■ Written task: Scan the data below for the string "HITSAUKSEN". Copy every line where it appears.
######
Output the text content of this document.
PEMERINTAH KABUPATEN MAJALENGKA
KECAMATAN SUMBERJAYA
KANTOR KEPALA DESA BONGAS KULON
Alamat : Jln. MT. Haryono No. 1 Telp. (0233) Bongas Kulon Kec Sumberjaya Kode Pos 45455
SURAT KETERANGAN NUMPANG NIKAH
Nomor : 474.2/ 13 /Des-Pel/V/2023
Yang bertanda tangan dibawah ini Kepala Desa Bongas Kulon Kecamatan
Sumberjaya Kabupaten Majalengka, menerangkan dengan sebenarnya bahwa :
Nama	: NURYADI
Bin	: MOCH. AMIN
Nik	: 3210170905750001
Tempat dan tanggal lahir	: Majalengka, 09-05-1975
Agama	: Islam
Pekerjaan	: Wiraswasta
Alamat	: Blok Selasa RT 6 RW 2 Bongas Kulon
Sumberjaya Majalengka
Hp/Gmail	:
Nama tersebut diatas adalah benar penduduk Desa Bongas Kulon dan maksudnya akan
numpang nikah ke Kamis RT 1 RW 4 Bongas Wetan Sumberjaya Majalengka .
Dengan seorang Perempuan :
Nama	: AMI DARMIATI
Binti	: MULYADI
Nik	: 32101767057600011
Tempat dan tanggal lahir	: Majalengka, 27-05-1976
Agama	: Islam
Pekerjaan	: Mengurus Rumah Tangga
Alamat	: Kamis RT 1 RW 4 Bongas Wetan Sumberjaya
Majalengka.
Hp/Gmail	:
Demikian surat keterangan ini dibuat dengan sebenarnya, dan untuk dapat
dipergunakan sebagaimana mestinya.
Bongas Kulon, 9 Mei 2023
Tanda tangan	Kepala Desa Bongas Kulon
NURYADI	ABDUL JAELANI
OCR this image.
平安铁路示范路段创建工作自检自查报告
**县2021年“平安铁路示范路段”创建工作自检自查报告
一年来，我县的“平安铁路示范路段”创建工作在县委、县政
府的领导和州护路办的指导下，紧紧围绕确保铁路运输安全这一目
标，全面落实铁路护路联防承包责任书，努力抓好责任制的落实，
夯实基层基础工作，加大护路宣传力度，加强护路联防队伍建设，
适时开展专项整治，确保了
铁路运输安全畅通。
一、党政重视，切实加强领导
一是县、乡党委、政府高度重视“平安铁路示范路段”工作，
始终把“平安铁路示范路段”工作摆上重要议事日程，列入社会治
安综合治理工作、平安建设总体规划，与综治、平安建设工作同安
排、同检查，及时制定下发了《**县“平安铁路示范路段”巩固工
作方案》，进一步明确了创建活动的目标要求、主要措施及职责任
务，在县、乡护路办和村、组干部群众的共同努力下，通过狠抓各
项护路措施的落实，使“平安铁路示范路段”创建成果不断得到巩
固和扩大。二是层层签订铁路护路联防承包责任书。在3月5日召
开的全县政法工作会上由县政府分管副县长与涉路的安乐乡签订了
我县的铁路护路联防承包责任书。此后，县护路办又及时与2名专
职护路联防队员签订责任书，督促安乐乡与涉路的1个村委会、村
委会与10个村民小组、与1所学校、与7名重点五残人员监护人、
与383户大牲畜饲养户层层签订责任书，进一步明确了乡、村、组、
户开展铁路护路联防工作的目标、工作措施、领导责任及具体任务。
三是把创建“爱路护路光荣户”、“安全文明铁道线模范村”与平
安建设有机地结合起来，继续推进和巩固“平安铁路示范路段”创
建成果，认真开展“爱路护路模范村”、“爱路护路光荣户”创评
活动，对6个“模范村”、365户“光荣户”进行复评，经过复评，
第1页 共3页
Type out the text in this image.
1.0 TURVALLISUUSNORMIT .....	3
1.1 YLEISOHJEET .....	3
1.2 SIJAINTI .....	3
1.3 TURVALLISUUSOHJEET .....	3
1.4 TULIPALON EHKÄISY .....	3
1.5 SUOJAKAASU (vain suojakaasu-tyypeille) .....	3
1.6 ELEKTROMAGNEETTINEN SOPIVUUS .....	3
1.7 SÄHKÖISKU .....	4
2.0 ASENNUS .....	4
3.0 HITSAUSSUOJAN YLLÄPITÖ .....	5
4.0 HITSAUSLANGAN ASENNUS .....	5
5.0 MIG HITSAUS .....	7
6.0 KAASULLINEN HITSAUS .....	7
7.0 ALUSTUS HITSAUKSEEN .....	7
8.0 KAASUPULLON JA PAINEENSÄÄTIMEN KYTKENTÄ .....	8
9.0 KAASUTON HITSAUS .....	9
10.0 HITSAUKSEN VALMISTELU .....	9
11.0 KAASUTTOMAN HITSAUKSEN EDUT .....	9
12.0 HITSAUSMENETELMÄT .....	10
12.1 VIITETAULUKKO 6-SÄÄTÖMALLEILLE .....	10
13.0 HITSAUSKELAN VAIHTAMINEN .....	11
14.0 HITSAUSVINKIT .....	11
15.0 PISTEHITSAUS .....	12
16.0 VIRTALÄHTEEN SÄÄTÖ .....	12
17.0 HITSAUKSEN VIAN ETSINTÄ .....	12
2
######
■ Output of the task:
10.0 HITSAUKSEN VALMISTELU .....	9
11.0 KAASUTTOMAN HITSAUKSEN EDUT .....	9
17.0 HITSAUKSEN VIAN ETSINTÄ .....	12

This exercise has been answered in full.